> SUPPLIED DATA
········

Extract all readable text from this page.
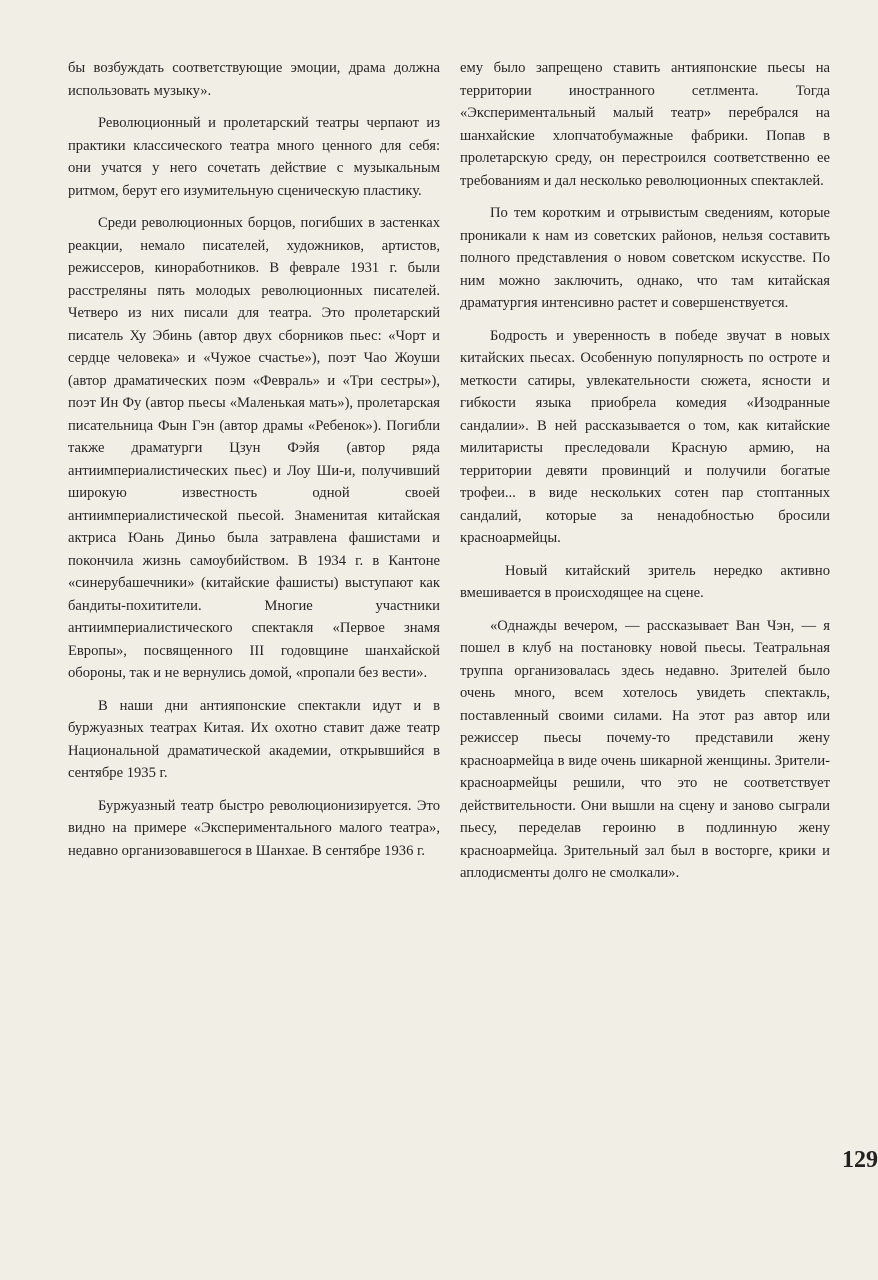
бы возбуждать соответствующие эмоции, драма должна использовать музыку».

Революционный и пролетарский театры черпают из практики классического театра много ценного для себя: они учатся у него сочетать действие с музыкальным ритмом, берут его изумительную сценическую пластику.

Среди революционных борцов, погибших в застенках реакции, немало писателей, художников, артистов, режиссеров, кинoработников. В феврале 1931 г. были расстреляны пять молодых революционных писателей. Четверо из них писали для театра. Это пролетарский писатель Ху Эбинь (автор двух сборников пьес: «Чорт и сердце человека» и «Чужое счастье»), поэт Чао Жоуши (автор драматических поэм «Февраль» и «Три сестры»), поэт Ин Фу (автор пьесы «Маленькая мать»), пролетарская писательница Фын Гэн (автор драмы «Ребенок»). Погибли также драматурги Цзун Фэйя (автор ряда антиимпериалистических пьес) и Лоу Ши-и, получивший широкую известность одной своей антиимпериалистической пьесой. Знаменитая китайская актриса Юань Диньо была затравлена фашистами и покончила жизнь самоубийством. В 1934 г. в Кантоне «синерубашечники» (китайские фашисты) выступают как бандиты-похитители. Многие участники антиимпериалистического спектакля «Первое знамя Европы», посвященного III годовщине шанхайской обороны, так и не вернулись домой, «пропали без вести».

В наши дни антияпонские спектакли идут и в буржуазных театрах Китая. Их охотно ставит даже театр Национальной драматической академии, открывшийся в сентябре 1935 г.

Буржуазный театр быстро революционизируется. Это видно на примере «Экспериментального малого театра», недавно организовавшегося в Шанхае. В сентябре 1936 г.

ему было запрещено ставить антияпонские пьесы на территории иностранного сетлмента. Тогда «Экспериментальный малый театр» перебрался на шанхайские хлопчатобумажные фабрики. Попав в пролетарскую среду, он перестроился соответственно ее требованиям и дал несколько революционных спектаклей.

По тем коротким и отрывистым сведениям, которые проникали к нам из советских районов, нельзя составить полного представления о новом советском искусстве. По ним можно заключить, однако, что там китайская драматургия интенсивно растет и совершенствуется.

Бодрость и уверенность в победе звучат в новых китайских пьесах. Особенную популярность по остроте и меткости сатиры, увлекательности сюжета, ясности и гибкости языка приобрела комедия «Изодранные сандалии». В ней рассказывается о том, как китайские милитаристы преследовали Красную армию, на территории девяти провинций и получили богатые трофеи... в виде нескольких сотен пар стоптанных сандалий, которые за ненадобностью бросили красноармейцы.

Новый китайский зритель нередко активно вмешивается в происходящее на сцене.

«Однажды вечером, — рассказывает Ван Чэн, — я пошел в клуб на постановку новой пьесы. Театральная труппа организовалась здесь недавно. Зрителей было очень много, всем хотелось увидеть спектакль, поставленный своими силами. На этот раз автор или режиссер пьесы почему-то представили жену красноармейца в виде очень шикарной женщины. Зрители-красноармейцы решили, что это не соответствует действительности. Они вышли на сцену и заново сыграли пьесу, переделав героиню в подлинную жену красноармейца. Зрительный зал был в восторге, крики и аплодисменты долго не смолкали».

129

········

> TASK DIRECTIONS
Return all lines with the word "которые" in them.

> RESULT FOR THIS TASK
По тем коротким и отрывистым сведениям, которые проникали к нам из советских районов, нельзя составить полного представления о новом советском искусстве. По ним можно заключить, однако, что там китайская драматургия интенсивно растет и совершенствуется.
Бодрость и уверенность в победе звучат в новых китайских пьесах. Особенную популярность по остроте и меткости сатиры, увлекательности сюжета, ясности и гибкости языка приобрела комедия «Изодранные сандалии». В ней рассказывается о том, как китайские милитаристы преследовали Красную армию, на территории девяти провинций и получили богатые трофеи... в виде нескольких сотен пар стоптанных сандалий, которые за ненадобностью бросили красноармейцы.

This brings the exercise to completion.